Dataset entries on figures:
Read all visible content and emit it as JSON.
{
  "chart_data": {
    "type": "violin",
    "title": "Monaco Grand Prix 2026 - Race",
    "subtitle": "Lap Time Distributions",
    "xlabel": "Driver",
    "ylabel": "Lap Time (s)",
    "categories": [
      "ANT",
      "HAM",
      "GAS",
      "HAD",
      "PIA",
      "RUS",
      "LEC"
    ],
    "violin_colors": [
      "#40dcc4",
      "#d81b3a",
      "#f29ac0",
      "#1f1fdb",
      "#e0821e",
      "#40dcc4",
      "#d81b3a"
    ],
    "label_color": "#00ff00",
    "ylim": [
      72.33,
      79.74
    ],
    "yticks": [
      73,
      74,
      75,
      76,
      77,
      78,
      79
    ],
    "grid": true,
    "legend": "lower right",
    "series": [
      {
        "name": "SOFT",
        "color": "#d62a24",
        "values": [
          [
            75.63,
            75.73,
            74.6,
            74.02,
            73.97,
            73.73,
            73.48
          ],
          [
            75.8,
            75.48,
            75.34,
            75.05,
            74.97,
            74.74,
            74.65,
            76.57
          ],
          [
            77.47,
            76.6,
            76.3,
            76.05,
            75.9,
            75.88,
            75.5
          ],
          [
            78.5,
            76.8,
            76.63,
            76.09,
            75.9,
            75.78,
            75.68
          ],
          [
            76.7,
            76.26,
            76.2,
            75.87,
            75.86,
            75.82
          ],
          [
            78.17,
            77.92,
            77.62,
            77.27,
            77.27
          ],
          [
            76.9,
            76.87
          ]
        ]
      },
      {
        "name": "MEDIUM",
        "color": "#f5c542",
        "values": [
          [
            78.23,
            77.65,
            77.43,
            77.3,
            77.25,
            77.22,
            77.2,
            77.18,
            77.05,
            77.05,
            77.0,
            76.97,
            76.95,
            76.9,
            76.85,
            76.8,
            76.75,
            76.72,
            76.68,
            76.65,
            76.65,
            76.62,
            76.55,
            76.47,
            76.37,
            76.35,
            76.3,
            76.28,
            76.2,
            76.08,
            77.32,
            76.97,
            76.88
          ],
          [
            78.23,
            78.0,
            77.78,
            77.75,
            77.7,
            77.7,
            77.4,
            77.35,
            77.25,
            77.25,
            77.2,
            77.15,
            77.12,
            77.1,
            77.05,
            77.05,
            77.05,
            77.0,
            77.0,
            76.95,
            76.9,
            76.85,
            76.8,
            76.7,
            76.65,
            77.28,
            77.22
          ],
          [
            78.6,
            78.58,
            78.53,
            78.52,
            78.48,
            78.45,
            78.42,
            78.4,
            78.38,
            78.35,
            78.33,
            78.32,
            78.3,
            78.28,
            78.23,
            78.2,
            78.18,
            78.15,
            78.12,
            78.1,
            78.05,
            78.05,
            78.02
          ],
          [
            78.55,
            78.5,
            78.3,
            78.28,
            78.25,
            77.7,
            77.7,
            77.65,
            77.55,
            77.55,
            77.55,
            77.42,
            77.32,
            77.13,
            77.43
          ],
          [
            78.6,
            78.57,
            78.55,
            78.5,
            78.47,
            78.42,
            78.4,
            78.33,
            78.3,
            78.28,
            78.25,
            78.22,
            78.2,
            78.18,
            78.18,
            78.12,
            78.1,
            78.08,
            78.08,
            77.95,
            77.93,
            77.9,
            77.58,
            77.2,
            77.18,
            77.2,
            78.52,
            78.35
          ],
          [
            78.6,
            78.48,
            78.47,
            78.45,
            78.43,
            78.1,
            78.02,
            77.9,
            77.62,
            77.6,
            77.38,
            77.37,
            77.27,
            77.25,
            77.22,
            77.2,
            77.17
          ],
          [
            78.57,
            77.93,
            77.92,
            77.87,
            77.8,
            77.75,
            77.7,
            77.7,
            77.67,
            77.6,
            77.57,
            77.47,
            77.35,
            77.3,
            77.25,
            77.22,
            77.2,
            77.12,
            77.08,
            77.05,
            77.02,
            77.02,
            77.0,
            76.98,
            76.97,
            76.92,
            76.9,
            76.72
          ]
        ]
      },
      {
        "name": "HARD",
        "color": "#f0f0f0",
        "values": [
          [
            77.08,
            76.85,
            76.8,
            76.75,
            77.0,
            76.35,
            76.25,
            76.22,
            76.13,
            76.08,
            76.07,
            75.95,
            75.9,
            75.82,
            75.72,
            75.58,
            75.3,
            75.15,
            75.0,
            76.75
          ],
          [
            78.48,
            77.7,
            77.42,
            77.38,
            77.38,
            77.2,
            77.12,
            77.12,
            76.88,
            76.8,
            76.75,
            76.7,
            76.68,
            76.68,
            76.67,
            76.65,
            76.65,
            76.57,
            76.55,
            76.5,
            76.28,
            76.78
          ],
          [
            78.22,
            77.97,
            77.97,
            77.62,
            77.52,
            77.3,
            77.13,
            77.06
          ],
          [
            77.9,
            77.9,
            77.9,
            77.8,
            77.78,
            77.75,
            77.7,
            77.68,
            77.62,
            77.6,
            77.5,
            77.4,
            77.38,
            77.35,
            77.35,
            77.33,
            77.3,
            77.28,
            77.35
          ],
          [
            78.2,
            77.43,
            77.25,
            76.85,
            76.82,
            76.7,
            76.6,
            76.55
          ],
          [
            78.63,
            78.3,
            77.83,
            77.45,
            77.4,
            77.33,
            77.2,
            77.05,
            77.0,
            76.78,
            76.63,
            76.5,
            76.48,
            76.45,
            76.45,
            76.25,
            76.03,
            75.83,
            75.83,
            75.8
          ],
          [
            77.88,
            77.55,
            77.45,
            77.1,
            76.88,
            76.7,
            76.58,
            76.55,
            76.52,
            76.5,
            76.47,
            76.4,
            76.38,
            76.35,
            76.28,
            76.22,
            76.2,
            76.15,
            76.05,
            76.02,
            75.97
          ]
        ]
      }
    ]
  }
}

# EXERCISE GOAL
Some lines of the records may hold the word "Time". How many do? Answer with a number and nothing else.

# EXERCISE RESPONSE
2